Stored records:

* * * * * * *

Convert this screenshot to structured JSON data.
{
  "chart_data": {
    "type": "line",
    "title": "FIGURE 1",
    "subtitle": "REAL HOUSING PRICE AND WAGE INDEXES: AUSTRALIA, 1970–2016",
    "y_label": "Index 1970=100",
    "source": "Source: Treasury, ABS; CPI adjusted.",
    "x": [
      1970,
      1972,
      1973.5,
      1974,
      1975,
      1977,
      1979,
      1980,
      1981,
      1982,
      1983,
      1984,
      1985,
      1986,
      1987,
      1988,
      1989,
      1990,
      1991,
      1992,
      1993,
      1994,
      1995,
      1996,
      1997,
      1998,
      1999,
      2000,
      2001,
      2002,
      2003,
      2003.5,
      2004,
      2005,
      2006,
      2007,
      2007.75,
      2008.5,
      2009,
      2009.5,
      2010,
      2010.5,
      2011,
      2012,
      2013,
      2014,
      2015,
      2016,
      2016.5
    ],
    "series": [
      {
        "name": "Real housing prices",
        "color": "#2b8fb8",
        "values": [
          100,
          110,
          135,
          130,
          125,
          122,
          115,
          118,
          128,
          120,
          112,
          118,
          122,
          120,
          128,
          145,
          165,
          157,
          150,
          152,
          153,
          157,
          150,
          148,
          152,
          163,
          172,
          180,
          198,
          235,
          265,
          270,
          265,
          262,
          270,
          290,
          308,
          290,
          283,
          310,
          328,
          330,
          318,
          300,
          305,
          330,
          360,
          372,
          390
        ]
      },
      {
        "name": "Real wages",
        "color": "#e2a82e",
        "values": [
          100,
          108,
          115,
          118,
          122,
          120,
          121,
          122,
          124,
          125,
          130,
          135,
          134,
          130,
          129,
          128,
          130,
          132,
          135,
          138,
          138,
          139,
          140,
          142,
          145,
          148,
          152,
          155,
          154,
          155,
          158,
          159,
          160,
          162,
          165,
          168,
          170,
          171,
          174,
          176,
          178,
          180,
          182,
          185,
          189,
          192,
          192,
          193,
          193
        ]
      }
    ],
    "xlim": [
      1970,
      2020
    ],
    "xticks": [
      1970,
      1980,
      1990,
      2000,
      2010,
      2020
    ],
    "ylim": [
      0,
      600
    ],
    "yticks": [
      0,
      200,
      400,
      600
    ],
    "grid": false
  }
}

* * * * * * *

● BRIEF: Pick out all lines containing the string "name".

● THE ANSWER:
        "name": "Real housing prices",
        "name": "Real wages",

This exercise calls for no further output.